Items from a dataset:
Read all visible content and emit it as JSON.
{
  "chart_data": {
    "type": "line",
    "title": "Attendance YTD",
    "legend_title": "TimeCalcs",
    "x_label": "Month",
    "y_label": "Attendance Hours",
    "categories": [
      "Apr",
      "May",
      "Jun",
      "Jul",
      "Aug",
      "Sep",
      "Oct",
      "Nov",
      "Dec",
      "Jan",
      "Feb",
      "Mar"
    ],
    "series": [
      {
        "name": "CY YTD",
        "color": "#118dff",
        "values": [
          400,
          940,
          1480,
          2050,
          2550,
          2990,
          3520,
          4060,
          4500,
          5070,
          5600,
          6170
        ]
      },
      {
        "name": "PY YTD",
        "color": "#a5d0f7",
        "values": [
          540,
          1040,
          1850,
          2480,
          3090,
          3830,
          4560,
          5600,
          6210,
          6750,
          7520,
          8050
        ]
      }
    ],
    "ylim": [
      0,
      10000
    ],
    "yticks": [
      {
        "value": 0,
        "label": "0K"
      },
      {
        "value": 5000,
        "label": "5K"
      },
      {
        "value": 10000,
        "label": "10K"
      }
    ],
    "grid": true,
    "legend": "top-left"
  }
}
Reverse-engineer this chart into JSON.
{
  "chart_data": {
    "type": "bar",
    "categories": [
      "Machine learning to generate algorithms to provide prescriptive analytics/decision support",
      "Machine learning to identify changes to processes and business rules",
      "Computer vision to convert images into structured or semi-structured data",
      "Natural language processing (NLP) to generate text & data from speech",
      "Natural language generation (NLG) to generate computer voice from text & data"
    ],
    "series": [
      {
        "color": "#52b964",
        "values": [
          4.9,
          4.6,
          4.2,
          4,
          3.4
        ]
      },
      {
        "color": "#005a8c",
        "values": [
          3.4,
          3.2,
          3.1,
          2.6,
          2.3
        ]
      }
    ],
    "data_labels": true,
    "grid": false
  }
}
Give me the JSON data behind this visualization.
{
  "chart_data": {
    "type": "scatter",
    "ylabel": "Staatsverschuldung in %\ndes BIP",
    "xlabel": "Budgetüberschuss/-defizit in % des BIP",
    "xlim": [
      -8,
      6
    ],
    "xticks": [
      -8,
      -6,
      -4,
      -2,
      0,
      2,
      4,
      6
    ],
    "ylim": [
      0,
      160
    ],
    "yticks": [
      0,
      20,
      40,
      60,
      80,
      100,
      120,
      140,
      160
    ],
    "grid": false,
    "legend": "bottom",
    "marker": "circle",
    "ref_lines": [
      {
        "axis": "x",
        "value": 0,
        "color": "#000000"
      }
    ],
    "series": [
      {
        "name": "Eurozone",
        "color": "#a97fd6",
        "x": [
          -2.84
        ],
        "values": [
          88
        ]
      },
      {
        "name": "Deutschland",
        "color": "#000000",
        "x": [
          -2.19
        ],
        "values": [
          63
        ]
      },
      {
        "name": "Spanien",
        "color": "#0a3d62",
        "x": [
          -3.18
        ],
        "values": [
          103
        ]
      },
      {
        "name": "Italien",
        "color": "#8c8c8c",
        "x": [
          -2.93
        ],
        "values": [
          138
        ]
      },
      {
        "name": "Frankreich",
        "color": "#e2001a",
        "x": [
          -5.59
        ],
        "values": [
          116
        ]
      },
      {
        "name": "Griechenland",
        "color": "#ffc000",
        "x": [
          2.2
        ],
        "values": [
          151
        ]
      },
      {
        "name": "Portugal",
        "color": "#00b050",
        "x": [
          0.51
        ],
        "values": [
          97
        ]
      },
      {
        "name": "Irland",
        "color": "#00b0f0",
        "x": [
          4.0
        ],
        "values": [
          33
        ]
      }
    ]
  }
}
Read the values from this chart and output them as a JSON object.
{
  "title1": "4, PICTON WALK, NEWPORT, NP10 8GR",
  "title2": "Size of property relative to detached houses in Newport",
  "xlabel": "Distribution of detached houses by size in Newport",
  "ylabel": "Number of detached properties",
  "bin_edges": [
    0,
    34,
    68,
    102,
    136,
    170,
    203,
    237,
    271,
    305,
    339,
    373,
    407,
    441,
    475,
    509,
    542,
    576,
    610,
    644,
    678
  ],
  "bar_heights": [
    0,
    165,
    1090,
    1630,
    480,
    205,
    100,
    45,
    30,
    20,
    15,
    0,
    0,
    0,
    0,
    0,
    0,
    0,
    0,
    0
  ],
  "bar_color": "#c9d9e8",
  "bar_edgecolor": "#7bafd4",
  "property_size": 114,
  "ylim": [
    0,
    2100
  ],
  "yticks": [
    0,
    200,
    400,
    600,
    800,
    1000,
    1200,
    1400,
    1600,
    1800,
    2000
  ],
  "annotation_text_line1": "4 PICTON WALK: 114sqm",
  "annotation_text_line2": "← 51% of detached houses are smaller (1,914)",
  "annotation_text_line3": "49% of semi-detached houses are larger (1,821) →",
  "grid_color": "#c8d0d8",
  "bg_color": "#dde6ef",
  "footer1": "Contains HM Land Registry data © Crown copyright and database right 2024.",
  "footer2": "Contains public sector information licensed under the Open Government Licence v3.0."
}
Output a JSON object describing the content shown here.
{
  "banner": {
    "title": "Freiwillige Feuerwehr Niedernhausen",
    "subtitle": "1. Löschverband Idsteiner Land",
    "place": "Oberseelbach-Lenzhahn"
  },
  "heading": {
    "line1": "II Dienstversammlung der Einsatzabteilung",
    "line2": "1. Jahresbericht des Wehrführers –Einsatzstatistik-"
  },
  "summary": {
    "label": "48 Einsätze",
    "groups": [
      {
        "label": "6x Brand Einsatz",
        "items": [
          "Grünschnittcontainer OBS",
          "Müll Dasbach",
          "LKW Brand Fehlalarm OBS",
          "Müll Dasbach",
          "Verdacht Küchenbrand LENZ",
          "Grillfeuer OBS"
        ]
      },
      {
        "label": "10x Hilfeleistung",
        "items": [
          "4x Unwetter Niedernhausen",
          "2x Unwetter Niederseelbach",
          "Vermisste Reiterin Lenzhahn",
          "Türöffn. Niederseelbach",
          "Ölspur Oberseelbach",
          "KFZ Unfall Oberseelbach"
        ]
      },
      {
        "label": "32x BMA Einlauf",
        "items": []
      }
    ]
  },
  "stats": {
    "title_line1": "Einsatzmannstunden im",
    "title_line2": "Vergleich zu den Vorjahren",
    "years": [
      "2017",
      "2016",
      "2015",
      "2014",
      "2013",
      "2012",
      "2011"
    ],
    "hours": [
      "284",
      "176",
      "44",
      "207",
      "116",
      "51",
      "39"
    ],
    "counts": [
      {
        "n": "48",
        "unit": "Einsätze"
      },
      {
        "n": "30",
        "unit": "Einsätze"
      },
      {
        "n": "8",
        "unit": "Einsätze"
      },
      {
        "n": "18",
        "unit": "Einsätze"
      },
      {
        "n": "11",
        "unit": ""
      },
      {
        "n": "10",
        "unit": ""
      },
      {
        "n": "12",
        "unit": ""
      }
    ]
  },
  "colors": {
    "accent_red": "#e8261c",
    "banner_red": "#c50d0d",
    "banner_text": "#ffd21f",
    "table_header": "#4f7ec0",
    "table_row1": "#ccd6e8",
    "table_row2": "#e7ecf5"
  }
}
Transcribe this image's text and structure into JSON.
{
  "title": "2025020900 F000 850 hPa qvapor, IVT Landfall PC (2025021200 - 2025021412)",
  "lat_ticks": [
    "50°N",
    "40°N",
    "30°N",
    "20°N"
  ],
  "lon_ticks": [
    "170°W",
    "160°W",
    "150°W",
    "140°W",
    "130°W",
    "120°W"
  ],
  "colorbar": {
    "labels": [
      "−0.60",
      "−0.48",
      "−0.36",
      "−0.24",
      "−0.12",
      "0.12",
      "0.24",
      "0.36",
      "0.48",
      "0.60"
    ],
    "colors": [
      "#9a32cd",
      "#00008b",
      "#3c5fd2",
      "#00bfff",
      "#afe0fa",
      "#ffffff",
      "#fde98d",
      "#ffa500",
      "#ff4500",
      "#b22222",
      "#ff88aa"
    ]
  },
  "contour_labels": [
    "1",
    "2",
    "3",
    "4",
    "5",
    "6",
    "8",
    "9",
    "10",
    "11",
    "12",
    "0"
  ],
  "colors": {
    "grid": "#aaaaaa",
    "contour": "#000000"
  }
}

## TASK
Which lines hold the word "Read"? Copy every one of them.

## EXERCISE RESPONSE
Read all visible content and emit it as JSON.
Read the values from this chart and output them as a JSON object.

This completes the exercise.